**Written task**. Every line that holds the string "this" is to be identified and copied.

[Begin]

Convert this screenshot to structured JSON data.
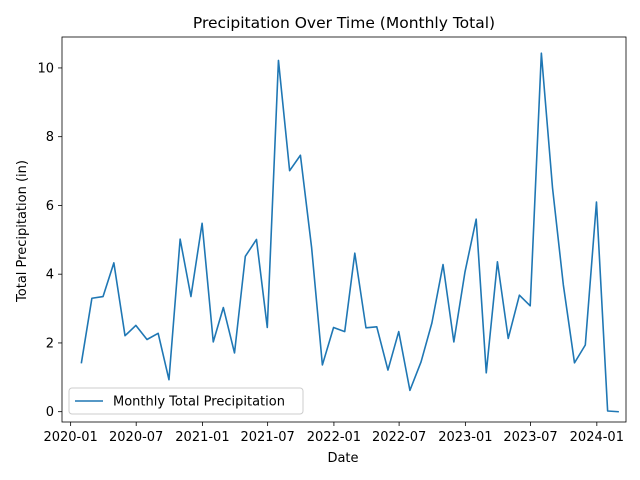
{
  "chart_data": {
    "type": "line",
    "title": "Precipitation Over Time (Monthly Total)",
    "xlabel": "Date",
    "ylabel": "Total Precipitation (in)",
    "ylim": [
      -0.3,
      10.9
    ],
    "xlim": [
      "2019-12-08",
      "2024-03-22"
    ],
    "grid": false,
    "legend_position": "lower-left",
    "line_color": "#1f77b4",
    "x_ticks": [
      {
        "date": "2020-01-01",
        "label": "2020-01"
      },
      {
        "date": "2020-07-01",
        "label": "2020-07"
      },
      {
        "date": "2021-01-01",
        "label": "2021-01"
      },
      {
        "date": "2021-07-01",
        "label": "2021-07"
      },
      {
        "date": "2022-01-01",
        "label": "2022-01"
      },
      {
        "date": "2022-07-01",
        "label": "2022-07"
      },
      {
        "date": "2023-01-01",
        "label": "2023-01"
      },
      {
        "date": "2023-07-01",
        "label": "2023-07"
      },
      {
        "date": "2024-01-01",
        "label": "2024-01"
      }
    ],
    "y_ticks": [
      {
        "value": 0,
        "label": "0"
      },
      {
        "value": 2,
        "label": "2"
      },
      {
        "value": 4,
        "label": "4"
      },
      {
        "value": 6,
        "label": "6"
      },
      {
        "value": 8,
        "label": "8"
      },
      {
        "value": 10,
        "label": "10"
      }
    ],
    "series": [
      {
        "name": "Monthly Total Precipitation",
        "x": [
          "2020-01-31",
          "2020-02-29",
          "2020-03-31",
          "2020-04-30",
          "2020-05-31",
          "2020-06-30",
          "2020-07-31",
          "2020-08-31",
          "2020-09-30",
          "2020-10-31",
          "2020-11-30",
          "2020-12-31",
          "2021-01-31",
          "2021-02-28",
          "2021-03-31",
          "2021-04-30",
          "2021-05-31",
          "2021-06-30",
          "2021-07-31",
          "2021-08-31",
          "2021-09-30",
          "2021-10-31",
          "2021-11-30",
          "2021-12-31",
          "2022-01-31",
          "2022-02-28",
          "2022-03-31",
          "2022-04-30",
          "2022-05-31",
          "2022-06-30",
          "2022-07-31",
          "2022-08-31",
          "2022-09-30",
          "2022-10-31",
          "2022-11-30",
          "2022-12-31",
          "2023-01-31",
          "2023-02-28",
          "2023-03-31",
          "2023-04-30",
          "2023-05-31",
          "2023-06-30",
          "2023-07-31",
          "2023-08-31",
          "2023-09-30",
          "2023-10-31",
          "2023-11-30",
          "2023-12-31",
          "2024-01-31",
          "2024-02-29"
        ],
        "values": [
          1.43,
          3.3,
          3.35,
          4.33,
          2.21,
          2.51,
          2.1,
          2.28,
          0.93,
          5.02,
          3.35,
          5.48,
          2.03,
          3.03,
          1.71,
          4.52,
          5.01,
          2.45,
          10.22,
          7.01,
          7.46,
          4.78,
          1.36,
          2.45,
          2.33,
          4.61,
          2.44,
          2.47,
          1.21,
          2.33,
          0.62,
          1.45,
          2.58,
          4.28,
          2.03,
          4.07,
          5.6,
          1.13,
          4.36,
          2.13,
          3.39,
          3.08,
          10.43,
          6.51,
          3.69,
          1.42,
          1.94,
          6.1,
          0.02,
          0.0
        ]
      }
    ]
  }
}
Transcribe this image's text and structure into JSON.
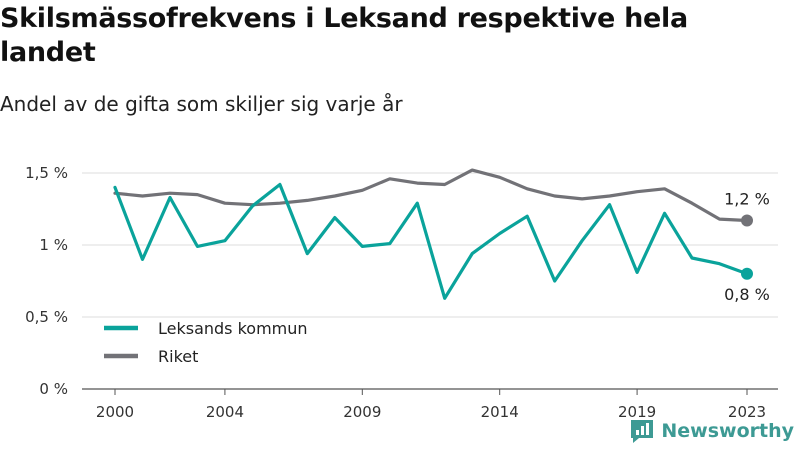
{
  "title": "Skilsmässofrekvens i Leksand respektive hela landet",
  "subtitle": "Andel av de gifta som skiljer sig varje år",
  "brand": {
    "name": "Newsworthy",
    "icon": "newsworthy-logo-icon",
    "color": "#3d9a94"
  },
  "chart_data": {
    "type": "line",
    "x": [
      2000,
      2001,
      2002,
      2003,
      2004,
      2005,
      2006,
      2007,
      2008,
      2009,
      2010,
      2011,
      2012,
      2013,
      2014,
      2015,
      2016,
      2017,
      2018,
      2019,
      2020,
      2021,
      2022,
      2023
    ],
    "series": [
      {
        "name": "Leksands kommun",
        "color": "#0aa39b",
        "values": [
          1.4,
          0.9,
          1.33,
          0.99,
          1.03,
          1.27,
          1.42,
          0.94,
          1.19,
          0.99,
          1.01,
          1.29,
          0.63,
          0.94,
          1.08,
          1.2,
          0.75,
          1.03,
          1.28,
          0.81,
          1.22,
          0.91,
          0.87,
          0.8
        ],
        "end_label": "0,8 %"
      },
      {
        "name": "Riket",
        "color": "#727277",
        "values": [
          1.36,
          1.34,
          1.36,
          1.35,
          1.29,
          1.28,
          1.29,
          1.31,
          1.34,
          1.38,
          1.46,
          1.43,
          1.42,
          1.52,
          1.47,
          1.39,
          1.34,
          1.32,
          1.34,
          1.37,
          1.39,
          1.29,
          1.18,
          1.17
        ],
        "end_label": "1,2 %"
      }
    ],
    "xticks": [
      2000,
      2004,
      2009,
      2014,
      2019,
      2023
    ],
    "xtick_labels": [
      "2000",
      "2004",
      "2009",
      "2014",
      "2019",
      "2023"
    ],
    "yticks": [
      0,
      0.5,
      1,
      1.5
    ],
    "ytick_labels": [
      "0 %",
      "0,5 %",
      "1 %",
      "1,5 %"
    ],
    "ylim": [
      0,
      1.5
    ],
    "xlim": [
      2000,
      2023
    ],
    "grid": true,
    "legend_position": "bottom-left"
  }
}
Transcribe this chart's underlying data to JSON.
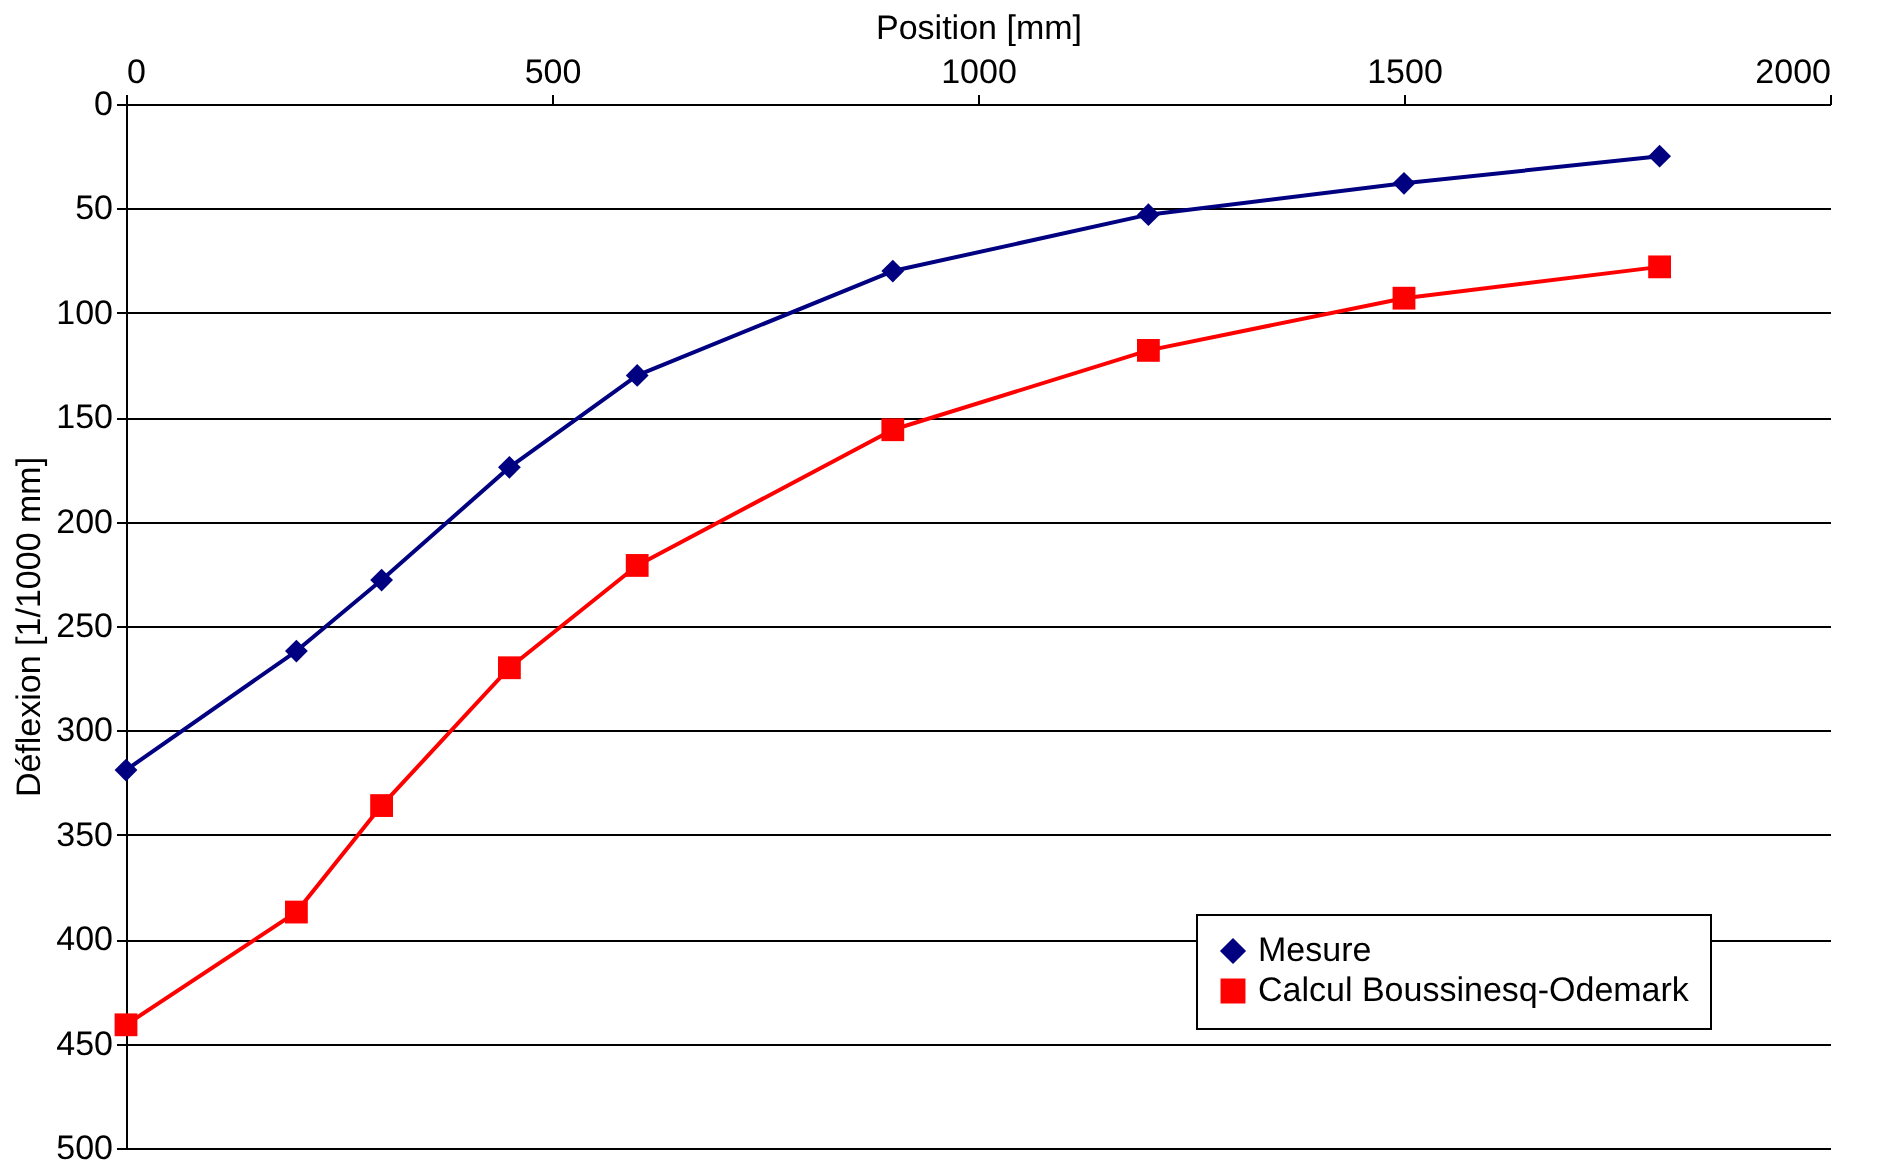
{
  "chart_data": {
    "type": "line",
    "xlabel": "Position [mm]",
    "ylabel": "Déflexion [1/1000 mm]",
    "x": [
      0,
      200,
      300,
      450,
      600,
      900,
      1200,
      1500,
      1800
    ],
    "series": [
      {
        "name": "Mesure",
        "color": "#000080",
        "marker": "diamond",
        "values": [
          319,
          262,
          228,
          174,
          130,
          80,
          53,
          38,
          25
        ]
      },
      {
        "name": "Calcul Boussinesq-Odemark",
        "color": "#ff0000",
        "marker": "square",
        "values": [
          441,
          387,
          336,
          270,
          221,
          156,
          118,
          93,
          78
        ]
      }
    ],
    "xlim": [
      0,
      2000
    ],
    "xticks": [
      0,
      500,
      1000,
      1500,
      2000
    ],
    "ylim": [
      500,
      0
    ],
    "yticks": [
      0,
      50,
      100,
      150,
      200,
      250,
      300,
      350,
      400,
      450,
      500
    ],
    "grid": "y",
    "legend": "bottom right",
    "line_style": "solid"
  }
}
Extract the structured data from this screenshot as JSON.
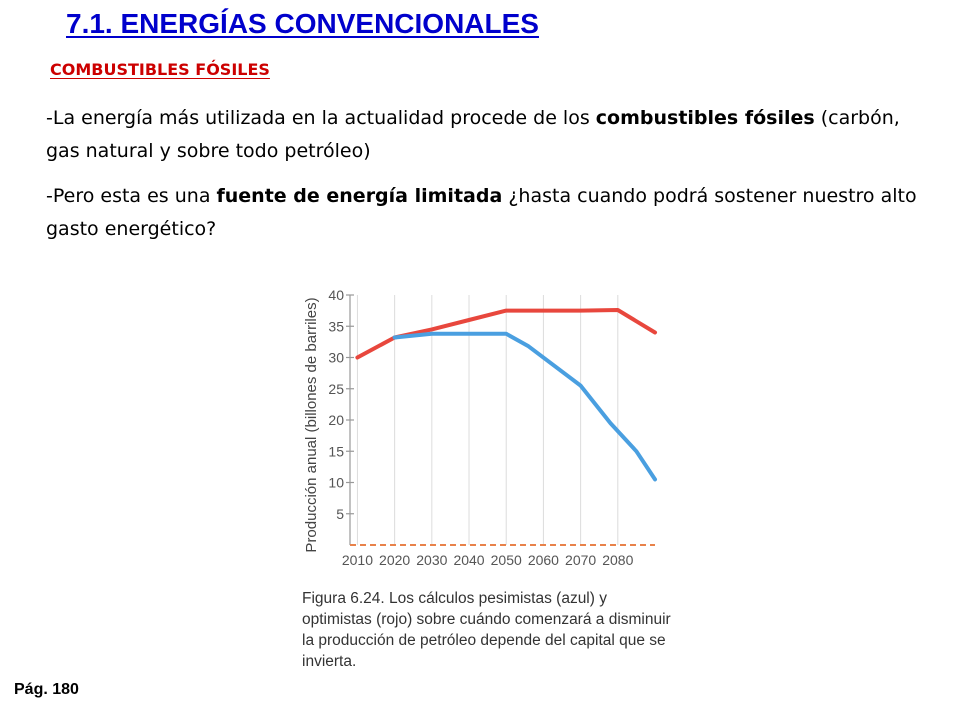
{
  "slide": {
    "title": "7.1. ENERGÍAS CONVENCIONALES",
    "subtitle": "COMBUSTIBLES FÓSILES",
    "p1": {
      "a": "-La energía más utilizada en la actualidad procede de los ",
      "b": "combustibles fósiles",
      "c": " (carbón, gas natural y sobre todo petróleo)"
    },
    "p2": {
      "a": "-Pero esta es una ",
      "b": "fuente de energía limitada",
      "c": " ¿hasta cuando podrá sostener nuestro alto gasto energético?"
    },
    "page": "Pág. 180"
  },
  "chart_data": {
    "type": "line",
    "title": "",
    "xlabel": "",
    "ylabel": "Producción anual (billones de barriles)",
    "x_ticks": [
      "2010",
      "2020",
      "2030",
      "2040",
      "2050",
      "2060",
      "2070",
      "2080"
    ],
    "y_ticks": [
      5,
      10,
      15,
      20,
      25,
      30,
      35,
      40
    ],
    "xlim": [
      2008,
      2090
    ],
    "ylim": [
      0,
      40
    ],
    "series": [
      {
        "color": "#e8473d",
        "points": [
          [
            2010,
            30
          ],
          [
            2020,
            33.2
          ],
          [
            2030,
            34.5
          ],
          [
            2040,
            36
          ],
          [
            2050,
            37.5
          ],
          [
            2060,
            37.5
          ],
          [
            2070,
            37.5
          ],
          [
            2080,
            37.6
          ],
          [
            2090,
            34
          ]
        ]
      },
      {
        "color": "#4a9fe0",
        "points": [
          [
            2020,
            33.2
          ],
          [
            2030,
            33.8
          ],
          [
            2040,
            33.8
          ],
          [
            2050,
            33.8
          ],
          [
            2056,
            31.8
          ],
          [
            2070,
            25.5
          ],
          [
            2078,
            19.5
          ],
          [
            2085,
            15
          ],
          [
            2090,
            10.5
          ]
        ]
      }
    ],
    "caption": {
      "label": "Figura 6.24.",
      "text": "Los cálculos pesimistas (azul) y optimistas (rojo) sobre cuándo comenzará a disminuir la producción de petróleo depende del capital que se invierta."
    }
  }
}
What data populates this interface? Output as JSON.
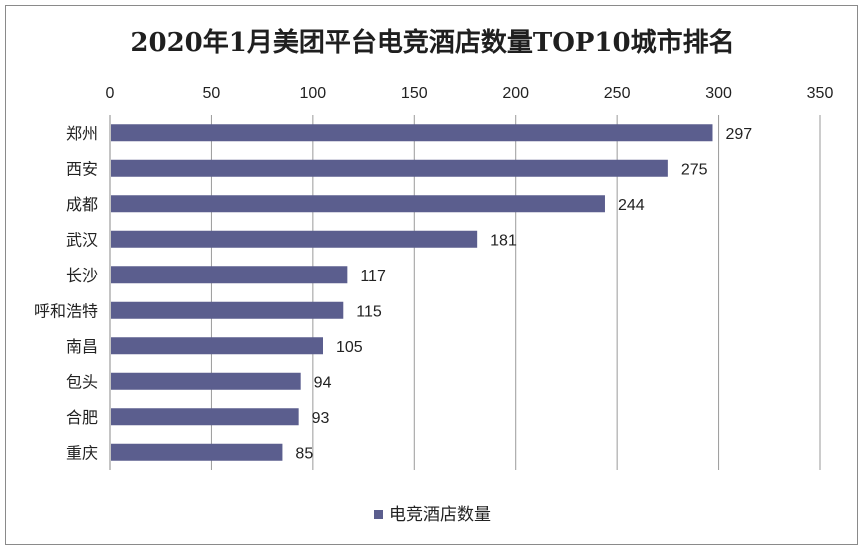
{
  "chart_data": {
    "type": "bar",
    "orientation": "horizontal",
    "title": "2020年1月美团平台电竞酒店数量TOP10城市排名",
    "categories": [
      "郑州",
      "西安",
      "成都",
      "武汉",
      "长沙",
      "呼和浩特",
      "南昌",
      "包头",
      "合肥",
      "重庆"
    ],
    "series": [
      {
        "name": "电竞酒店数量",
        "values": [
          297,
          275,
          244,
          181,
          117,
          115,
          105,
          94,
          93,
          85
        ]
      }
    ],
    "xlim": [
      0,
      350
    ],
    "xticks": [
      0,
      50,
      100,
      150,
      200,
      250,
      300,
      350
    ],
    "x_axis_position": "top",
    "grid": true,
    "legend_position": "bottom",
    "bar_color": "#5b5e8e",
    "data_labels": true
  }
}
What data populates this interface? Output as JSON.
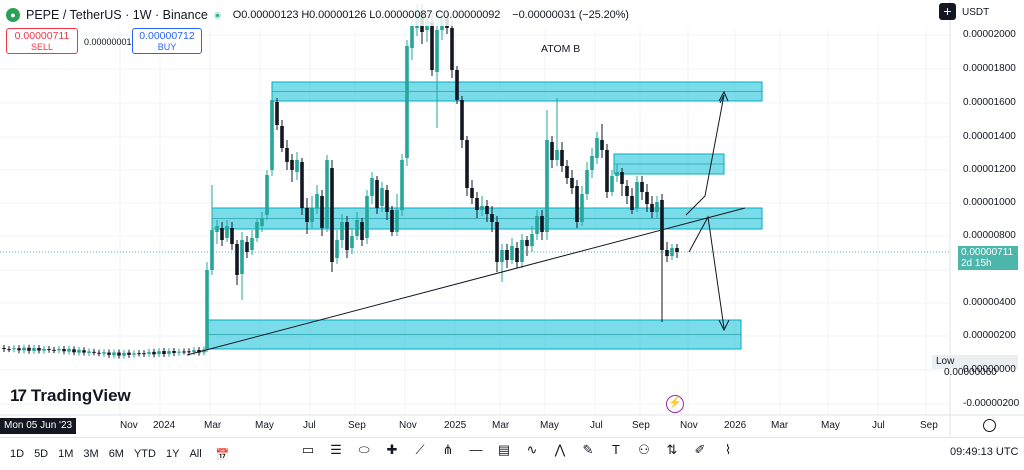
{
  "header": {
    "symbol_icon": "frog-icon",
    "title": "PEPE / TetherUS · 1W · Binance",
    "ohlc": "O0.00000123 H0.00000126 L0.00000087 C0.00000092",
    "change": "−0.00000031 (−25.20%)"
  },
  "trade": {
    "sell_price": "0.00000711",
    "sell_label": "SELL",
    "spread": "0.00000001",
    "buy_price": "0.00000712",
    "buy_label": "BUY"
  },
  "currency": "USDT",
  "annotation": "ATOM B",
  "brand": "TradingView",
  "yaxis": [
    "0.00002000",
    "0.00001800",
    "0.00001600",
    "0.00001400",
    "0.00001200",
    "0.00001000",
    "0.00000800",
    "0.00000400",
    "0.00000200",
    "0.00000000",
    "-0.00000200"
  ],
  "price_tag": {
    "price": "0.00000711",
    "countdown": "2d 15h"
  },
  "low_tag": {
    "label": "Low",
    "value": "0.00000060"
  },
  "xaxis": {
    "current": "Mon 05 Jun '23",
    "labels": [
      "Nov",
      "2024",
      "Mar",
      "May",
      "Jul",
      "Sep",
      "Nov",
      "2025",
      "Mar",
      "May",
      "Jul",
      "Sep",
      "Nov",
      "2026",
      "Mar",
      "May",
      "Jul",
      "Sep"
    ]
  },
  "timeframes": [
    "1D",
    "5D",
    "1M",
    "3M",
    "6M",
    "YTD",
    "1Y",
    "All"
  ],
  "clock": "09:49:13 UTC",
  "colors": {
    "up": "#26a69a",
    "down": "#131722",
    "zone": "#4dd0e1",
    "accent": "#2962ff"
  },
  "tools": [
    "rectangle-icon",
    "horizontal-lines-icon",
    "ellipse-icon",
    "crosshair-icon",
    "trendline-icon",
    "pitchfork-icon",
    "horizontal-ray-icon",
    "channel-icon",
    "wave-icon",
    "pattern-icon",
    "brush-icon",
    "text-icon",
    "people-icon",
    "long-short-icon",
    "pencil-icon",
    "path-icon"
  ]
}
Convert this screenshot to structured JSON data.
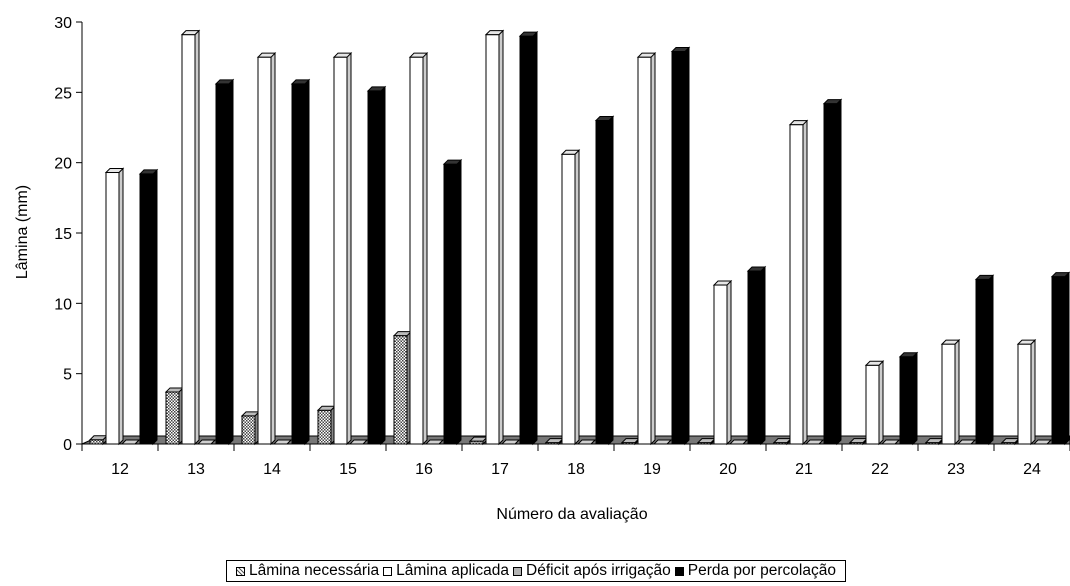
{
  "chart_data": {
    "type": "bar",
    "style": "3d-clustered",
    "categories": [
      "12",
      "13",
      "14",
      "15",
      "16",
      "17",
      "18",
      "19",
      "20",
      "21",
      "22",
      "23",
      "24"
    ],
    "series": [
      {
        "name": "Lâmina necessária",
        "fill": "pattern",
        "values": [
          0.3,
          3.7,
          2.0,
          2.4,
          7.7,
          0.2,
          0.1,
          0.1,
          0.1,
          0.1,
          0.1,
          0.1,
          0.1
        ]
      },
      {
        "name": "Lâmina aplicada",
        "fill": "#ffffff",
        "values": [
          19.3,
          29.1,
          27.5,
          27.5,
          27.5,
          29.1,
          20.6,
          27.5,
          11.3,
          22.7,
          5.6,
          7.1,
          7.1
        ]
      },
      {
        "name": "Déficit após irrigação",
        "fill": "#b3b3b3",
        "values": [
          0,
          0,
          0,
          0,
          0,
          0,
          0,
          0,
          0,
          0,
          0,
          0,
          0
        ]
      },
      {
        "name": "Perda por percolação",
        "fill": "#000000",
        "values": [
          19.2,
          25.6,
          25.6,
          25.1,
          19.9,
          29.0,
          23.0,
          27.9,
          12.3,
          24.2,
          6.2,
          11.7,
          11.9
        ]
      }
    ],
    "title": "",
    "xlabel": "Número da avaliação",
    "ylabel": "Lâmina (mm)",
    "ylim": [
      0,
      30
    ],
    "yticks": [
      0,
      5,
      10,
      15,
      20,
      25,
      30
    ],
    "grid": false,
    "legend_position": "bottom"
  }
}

[End]

**Exercise answer**.
Convert this screenshot to structured JSON data.
Transcribe this image's text and structure into JSON.
Transcribe this chart's underlying data to JSON.
Extract the structured data from this screenshot as JSON.
What data populates this interface? Output as JSON.
What data populates this interface? Output as JSON.
Convert this screenshot to structured JSON data.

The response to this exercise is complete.